**Problem requirements**: Find and copy every line in the records that includes the string "麻城市博达学校".

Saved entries

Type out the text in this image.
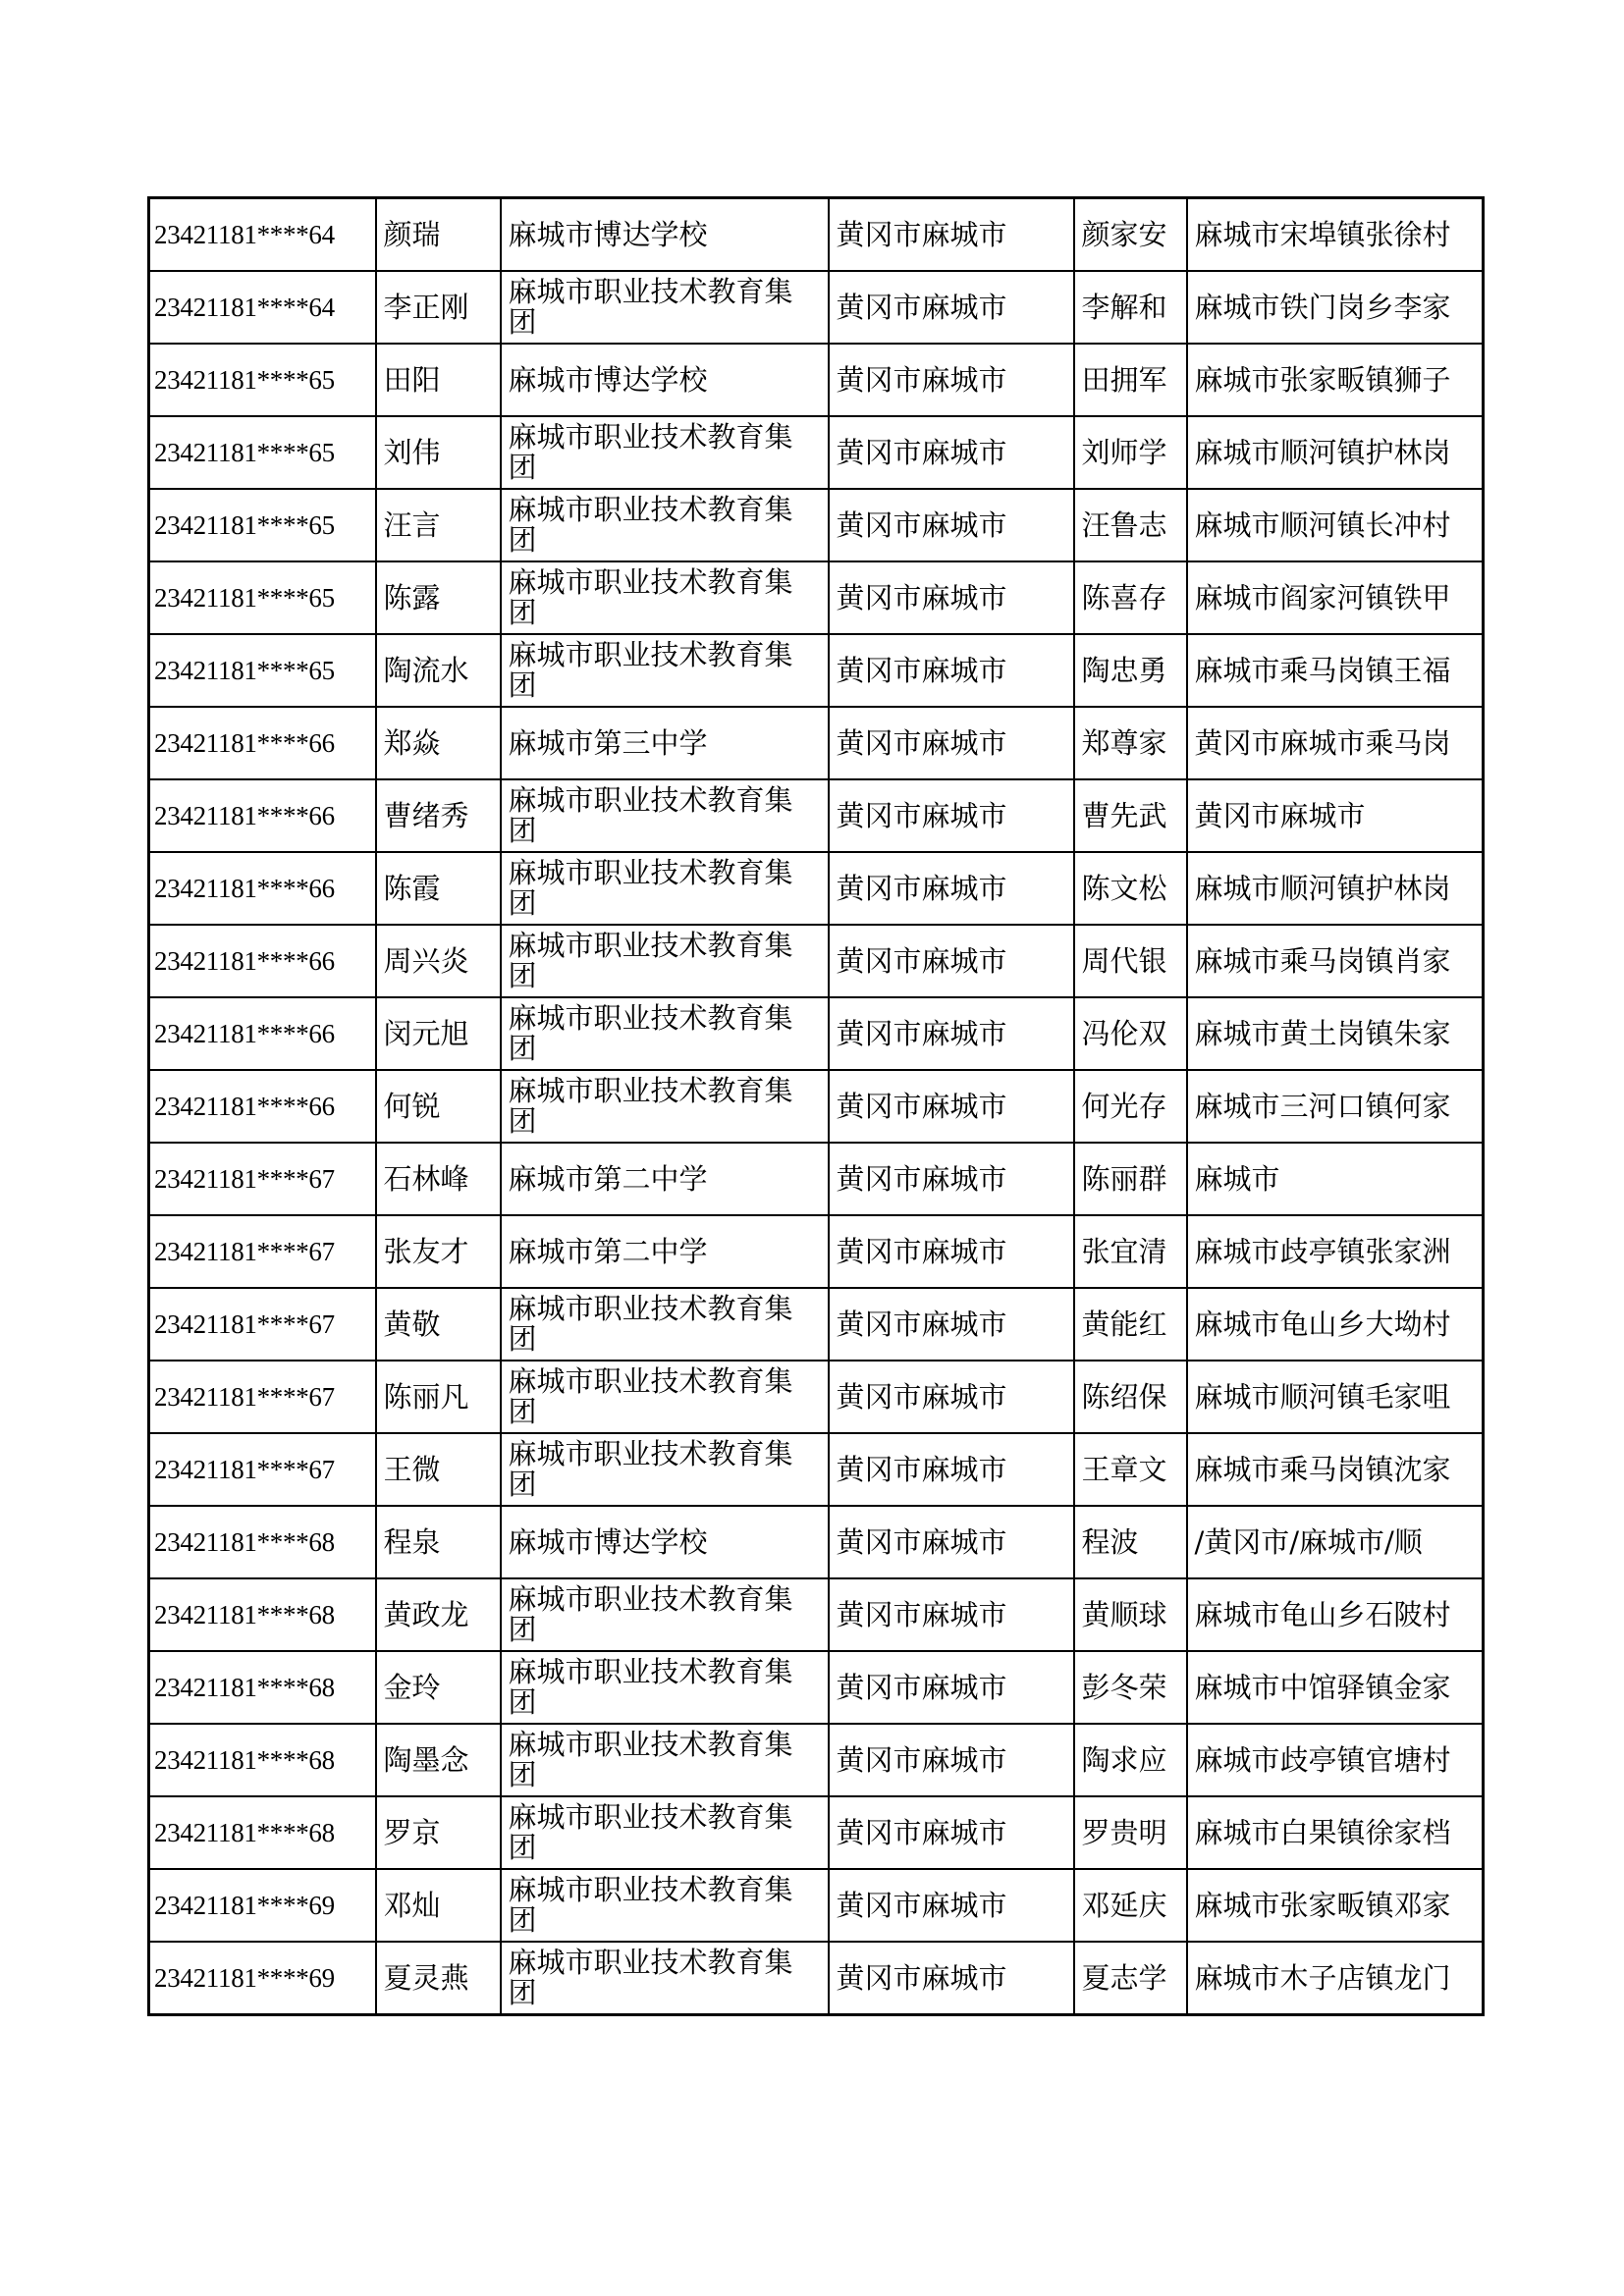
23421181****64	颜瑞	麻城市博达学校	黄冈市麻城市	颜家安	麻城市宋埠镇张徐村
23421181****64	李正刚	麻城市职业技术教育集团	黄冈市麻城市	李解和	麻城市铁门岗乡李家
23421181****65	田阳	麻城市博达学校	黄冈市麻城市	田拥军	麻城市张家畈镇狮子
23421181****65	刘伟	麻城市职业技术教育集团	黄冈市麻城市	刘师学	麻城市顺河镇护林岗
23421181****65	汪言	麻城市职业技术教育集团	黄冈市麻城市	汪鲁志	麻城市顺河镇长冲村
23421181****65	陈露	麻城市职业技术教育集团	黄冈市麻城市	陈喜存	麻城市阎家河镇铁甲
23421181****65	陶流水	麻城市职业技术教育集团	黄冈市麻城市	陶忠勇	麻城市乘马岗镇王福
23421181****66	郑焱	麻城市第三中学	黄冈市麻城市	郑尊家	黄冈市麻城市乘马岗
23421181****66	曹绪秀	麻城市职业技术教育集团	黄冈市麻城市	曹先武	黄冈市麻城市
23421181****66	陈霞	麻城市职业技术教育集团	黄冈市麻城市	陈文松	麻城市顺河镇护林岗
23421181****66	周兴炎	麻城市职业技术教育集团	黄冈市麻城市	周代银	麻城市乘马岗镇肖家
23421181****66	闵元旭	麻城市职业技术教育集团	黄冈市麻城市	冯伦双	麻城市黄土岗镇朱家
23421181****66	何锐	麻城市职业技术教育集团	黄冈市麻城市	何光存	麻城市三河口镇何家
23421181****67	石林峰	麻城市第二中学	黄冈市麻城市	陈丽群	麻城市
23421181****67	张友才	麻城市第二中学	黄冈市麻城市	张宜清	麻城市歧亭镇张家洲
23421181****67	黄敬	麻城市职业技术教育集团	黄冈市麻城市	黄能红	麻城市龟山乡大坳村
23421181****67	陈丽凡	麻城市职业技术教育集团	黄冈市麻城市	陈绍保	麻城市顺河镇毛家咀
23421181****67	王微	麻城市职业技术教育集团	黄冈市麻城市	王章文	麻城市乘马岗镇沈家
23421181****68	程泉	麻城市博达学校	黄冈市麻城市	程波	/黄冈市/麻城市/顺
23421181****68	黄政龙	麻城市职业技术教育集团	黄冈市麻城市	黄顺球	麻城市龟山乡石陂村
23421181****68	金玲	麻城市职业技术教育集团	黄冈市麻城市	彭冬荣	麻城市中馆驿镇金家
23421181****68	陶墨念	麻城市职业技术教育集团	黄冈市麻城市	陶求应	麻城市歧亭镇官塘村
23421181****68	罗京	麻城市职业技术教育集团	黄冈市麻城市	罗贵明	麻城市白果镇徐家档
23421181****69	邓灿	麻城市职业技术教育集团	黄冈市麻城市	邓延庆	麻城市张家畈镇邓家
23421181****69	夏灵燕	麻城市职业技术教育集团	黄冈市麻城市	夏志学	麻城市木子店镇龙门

**Output of the task**:
23421181****64	颜瑞	麻城市博达学校	黄冈市麻城市	颜家安	麻城市宋埠镇张徐村
23421181****65	田阳	麻城市博达学校	黄冈市麻城市	田拥军	麻城市张家畈镇狮子
23421181****68	程泉	麻城市博达学校	黄冈市麻城市	程波	/黄冈市/麻城市/顺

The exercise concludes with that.